* _PAGE EXCERPT_
Vulnerability and Threat Intelligence

Specific activities include the following:

Internal Penetration Tests

Kuma will conduct semi-annual internal penetration testing that simulates an attacker on the internal network, such as an insider threat or a compromised end-user system, that will actively exploit vulnerabilities and leverage configuration deficiencies to provide a tangible demonstration of the associated business impacts in clear, repeatable steps.  Reports will be provided for the purpose of supporting certification activities.

External Penetration Tests

Kuma will conduct semi-annual external penetration testing that goes beyond standard host, service, and vulnerability discovery to uncover the vulnerabilities present in perimeter systems. Discover obscure web application vulnerabilities and identify potentially damaging publicly-available information via Open Source Intelligence Gathering (OSINT). Reports will be provided for the purpose of supporting certification activities.

Wireless Security

Kuma will conduct wireless security assessments that consist of mapping the organization’s wireless footprint, analyzing authentication and encryption configurations, and evaluating the security mechanisms that secure the wireless environment. Reports will be provided in a format consumable for the purpose of supporting certification activities.

Logging and Monitoring

Logging on critical systems, applications and services will provide key information and potential indicators of compromise. Although logging information may not be viewed on a daily basis, it is critical to have from a forensics standpoint.

* _DATA TO EXAMINE_
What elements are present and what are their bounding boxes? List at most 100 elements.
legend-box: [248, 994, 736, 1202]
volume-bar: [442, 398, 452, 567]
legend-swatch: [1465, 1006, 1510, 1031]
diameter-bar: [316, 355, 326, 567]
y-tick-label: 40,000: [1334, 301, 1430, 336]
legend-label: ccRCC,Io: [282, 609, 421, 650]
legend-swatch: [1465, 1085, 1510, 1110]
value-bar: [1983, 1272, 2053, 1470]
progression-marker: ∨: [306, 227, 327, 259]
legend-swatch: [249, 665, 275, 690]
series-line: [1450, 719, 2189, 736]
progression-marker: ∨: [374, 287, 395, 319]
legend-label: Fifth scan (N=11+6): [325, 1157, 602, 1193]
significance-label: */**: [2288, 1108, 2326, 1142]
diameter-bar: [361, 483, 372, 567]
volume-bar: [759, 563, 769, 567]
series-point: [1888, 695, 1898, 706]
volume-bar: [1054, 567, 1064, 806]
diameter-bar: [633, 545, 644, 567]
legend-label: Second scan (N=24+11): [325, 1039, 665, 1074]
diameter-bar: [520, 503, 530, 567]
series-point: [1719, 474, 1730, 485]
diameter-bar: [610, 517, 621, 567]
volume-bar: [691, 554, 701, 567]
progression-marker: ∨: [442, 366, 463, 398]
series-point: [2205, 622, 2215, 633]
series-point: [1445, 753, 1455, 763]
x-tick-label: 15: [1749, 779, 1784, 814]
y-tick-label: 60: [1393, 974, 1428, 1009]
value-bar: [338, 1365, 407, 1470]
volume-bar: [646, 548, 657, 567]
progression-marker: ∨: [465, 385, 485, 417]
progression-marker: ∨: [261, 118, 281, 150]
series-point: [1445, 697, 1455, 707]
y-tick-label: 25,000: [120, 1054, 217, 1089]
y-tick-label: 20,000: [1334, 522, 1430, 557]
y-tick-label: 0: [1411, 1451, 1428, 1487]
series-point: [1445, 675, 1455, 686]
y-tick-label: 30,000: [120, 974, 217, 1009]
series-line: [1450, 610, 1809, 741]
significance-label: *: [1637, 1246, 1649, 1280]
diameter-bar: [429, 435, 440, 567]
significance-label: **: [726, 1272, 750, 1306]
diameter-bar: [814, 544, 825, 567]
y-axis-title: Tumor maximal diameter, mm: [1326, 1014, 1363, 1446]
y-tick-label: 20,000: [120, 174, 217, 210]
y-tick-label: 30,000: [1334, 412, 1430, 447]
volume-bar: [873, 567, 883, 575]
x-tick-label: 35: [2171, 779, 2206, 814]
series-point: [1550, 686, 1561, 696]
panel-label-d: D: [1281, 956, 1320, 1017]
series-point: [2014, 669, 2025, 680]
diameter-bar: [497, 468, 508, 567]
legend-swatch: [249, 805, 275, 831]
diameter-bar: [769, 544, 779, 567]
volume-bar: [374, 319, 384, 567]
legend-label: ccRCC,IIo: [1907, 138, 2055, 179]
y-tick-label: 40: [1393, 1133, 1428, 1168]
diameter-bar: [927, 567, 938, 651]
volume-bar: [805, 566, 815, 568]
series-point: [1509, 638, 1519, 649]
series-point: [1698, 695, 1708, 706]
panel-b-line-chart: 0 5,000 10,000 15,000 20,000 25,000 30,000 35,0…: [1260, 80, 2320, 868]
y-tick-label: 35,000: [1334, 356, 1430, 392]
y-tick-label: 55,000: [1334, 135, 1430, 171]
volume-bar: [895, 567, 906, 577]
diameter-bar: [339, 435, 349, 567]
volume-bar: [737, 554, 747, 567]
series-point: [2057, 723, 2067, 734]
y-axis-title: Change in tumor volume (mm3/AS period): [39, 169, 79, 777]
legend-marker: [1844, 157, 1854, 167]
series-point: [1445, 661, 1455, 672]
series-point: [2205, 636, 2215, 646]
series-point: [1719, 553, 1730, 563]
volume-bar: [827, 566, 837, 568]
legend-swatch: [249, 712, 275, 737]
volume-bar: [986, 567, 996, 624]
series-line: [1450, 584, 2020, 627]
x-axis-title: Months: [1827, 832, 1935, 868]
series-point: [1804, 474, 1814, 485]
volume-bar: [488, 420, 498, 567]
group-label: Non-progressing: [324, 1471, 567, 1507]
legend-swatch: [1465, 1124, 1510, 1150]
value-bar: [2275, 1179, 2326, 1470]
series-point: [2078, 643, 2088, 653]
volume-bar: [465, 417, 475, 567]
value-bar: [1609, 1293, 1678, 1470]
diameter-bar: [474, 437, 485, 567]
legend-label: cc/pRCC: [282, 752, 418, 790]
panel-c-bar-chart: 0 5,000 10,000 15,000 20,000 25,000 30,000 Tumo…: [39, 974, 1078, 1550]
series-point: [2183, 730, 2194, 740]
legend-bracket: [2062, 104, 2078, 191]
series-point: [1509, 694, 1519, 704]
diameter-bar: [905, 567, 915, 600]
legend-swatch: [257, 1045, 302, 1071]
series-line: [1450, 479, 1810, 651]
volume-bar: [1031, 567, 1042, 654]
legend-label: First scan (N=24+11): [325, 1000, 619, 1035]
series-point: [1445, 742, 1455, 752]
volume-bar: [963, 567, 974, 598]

* _YOUR GOAL_
How often does the vulnerability and threat intelligence page say Kuma will conduct internal penetration testing?

* _OUTPUT_
Semi-annually.